### Your task
Copy the rows starting at the line containing "- row-cell: [150, 667, 374, 717]" and ending at the line containing "- row-cell: [701, 766, 758, 816]", keeping each one word for word.

### Material to process
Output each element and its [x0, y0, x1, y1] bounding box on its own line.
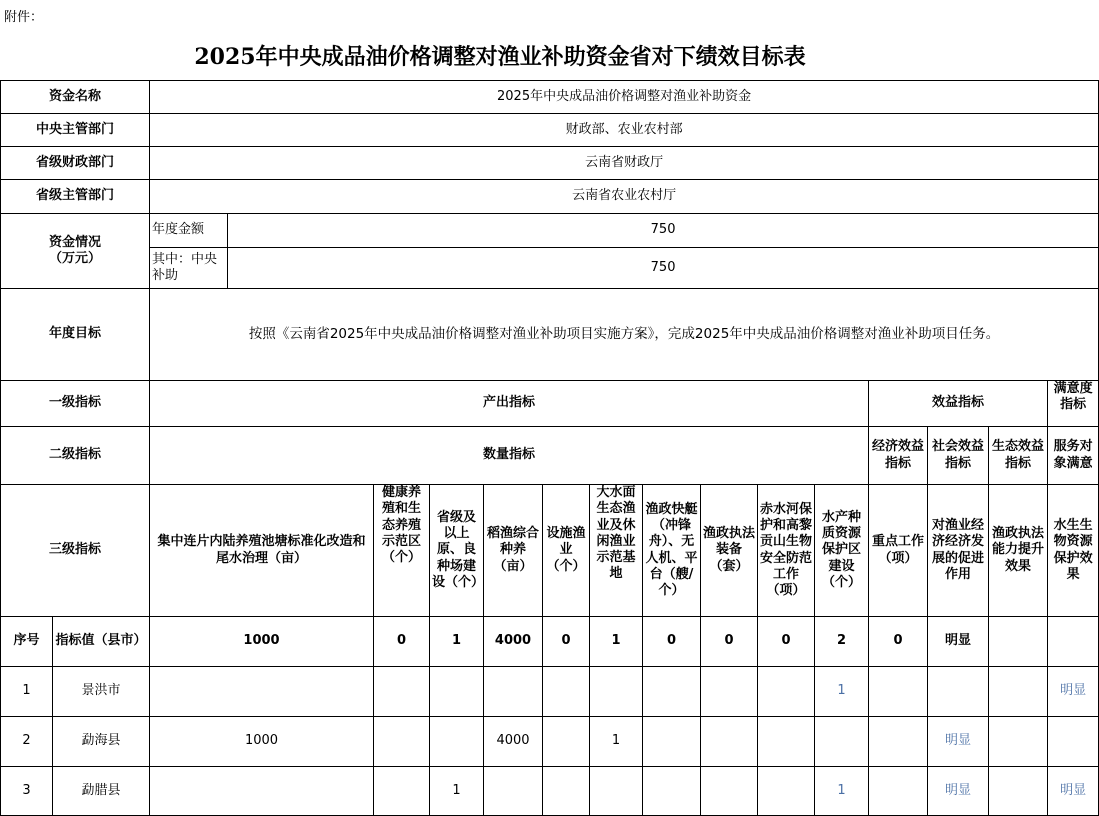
- row-cell: [150, 667, 374, 717]
- row-cell: [989, 766, 1048, 816]
- row-cell: 明显: [928, 716, 989, 766]
- level2-label: 二级指标: [1, 427, 150, 485]
- target-value: 1: [430, 617, 484, 667]
- row-cell: 明显: [1048, 766, 1099, 816]
- target-value: 0: [869, 617, 928, 667]
- row-cell: 明显: [928, 766, 989, 816]
- level3-indicator: 水生生物资源保护效果: [1053, 518, 1093, 582]
- annual-goal-value: 按照《云南省2025年中央成品油价格调整对渔业补助项目实施方案》，完成2025年中央成品油价格调整对渔业补助项目任务。: [150, 289, 1099, 381]
- row-cell: [815, 716, 869, 766]
- fund-name-value: 2025年中央成品油价格调整对渔业补助资金: [150, 81, 1099, 114]
- row-cell: [374, 716, 430, 766]
- level3-indicator: 赤水河保护和高黎贡山生物安全防范工作（项）: [760, 501, 813, 598]
- row-cell: 4000: [484, 716, 543, 766]
- attachment-label: 附件：: [4, 10, 44, 25]
- row-cell: 1000: [150, 716, 374, 766]
- row-seq: 3: [1, 766, 53, 816]
- level3-label: 三级指标: [1, 485, 150, 617]
- central-dept-label: 中央主管部门: [1, 114, 150, 147]
- level3-indicator: 渔政执法装备（套）: [703, 526, 756, 574]
- target-value: 0: [643, 617, 701, 667]
- row-cell: [869, 716, 928, 766]
- social-benefit-indicator: 社会效益指标: [928, 427, 989, 485]
- prov-finance-label: 省级财政部门: [1, 147, 150, 180]
- level1-label: 一级指标: [1, 381, 150, 427]
- level3-indicator: 渔政执法能力提升效果: [992, 526, 1045, 574]
- row-name: 勐腊县: [53, 766, 150, 816]
- service-satisfaction-indicator: 服务对象满意: [1048, 427, 1099, 485]
- satisfaction-indicator: 满意度指标: [1053, 381, 1093, 413]
- level3-indicator: 大水面生态渔业及休闲渔业示范基地: [596, 485, 636, 582]
- table-row: [1, 716, 1099, 766]
- target-value: 1000: [150, 617, 374, 667]
- row-cell: [150, 766, 374, 816]
- row-cell: [701, 766, 758, 816]
- level3-indicator: 稻渔综合种养（亩）: [487, 526, 540, 574]
- target-header: 指标值（县市）: [53, 617, 150, 667]
- row-seq: 1: [1, 667, 53, 717]
- annual-amount-label: 年度金额: [150, 214, 228, 248]
- level3-indicator: 设施渔业（个）: [546, 526, 586, 574]
- benefit-indicator: 效益指标: [869, 381, 1048, 427]
- target-value: 0: [758, 617, 815, 667]
- row-cell: [590, 667, 643, 717]
- quantity-indicator: 数量指标: [150, 427, 869, 485]
- seq-header: 序号: [1, 617, 53, 667]
- level3-indicator: 水产种质资源保护区建设（个）: [822, 509, 862, 590]
- row-cell: [869, 766, 928, 816]
- row-cell: [430, 667, 484, 717]
- row-cell: [701, 667, 758, 717]
- target-value: 0: [701, 617, 758, 667]
- level3-indicator: 对渔业经济经济发展的促进作用: [932, 518, 985, 582]
- row-cell: [590, 766, 643, 816]
- target-value: 1: [590, 617, 643, 667]
- row-name: 景洪市: [53, 667, 150, 717]
- row-cell: [758, 766, 815, 816]
- target-value: 0: [374, 617, 430, 667]
- row-cell: 1: [590, 716, 643, 766]
- central-subsidy-value: 750: [228, 248, 1099, 289]
- target-value: 2: [815, 617, 869, 667]
- table-row: [1, 667, 1099, 717]
- row-cell: [869, 667, 928, 717]
- annual-goal-label: 年度目标: [1, 289, 150, 381]
- row-cell: [543, 667, 590, 717]
- row-cell: [1048, 716, 1099, 766]
- row-cell: [374, 766, 430, 816]
- funds-label: 资金情况 （万元）: [1, 214, 150, 289]
- row-cell: [643, 766, 701, 816]
- row-cell: [701, 716, 758, 766]
- target-value: 4000: [484, 617, 543, 667]
- row-seq: 2: [1, 716, 53, 766]
- row-cell: [484, 667, 543, 717]
- central-dept-value: 财政部、农业农村部: [150, 114, 1099, 147]
- prov-dept-label: 省级主管部门: [1, 180, 150, 214]
- fund-name-label: 资金名称: [1, 81, 150, 114]
- performance-target-table: [0, 80, 1099, 816]
- level3-indicator: 健康养殖和生态养殖示范区（个）: [382, 485, 422, 565]
- row-cell: [484, 766, 543, 816]
- row-cell: [928, 667, 989, 717]
- row-cell: 1: [430, 766, 484, 816]
- annual-amount-value: 750: [228, 214, 1099, 248]
- row-cell: [758, 716, 815, 766]
- level3-indicator: 渔政快艇（冲锋舟）、无人机、平台（艘/个）: [645, 501, 698, 598]
- level3-indicator: 重点工作（项）: [872, 534, 925, 566]
- row-cell: [643, 667, 701, 717]
- row-cell: [543, 716, 590, 766]
- target-value: [989, 617, 1048, 667]
- row-cell: [989, 667, 1048, 717]
- row-cell: [430, 716, 484, 766]
- document-title: 2025年中央成品油价格调整对渔业补助资金省对下绩效目标表: [194, 44, 806, 70]
- row-cell: 明显: [1048, 667, 1099, 717]
- economic-benefit-indicator: 经济效益指标: [869, 427, 928, 485]
- row-cell: [643, 716, 701, 766]
- table-row: [1, 766, 1099, 816]
- target-value: [1048, 617, 1099, 667]
- row-cell: [543, 766, 590, 816]
- level3-indicator: 省级及以上原、良种场建设（个）: [432, 509, 485, 590]
- row-cell: [989, 716, 1048, 766]
- prov-dept-value: 云南省农业农村厅: [150, 180, 1099, 214]
- row-cell: [374, 667, 430, 717]
- level3-indicator: 集中连片内陆养殖池塘标准化改造和尾水治理（亩）: [157, 534, 366, 566]
- row-cell: 1: [815, 766, 869, 816]
- row-cell: [758, 667, 815, 717]
- output-indicator: 产出指标: [150, 381, 869, 427]
- target-value: 明显: [928, 617, 989, 667]
- row-name: 勐海县: [53, 716, 150, 766]
- row-cell: 1: [815, 667, 869, 717]
- central-subsidy-label: 其中：中央补助: [150, 248, 228, 289]
- ecological-benefit-indicator: 生态效益指标: [989, 427, 1048, 485]
- prov-finance-value: 云南省财政厅: [150, 147, 1099, 180]
- target-value: 0: [543, 617, 590, 667]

### Output of the task
- row-cell: [150, 667, 374, 717]
- row-cell: [989, 766, 1048, 816]
- row-cell: 明显: [928, 716, 989, 766]
- level2-label: 二级指标: [1, 427, 150, 485]
- target-value: 1: [430, 617, 484, 667]
- row-cell: 明显: [1048, 766, 1099, 816]
- target-value: 0: [869, 617, 928, 667]
- row-cell: 明显: [928, 766, 989, 816]
- level3-indicator: 水生生物资源保护效果: [1053, 518, 1093, 582]
- annual-goal-value: 按照《云南省2025年中央成品油价格调整对渔业补助项目实施方案》，完成2025年中央成品油价格调整对渔业补助项目任务。: [150, 289, 1099, 381]
- row-cell: [815, 716, 869, 766]
- fund-name-value: 2025年中央成品油价格调整对渔业补助资金: [150, 81, 1099, 114]
- row-cell: [374, 716, 430, 766]
- level3-indicator: 赤水河保护和高黎贡山生物安全防范工作（项）: [760, 501, 813, 598]
- row-cell: 4000: [484, 716, 543, 766]
- attachment-label: 附件：: [4, 10, 44, 25]
- row-cell: 1000: [150, 716, 374, 766]
- row-seq: 3: [1, 766, 53, 816]
- level3-label: 三级指标: [1, 485, 150, 617]
- central-dept-label: 中央主管部门: [1, 114, 150, 147]
- level3-indicator: 渔政执法装备（套）: [703, 526, 756, 574]
- target-value: 0: [643, 617, 701, 667]
- row-cell: [869, 716, 928, 766]
- social-benefit-indicator: 社会效益指标: [928, 427, 989, 485]
- prov-finance-label: 省级财政部门: [1, 147, 150, 180]
- level1-label: 一级指标: [1, 381, 150, 427]
- level3-indicator: 渔政执法能力提升效果: [992, 526, 1045, 574]
- row-name: 勐腊县: [53, 766, 150, 816]
- service-satisfaction-indicator: 服务对象满意: [1048, 427, 1099, 485]
- satisfaction-indicator: 满意度指标: [1053, 381, 1093, 413]
- level3-indicator: 大水面生态渔业及休闲渔业示范基地: [596, 485, 636, 582]
- table-row: [1, 716, 1099, 766]
- target-value: 1000: [150, 617, 374, 667]
- row-cell: [150, 766, 374, 816]
- row-cell: [701, 766, 758, 816]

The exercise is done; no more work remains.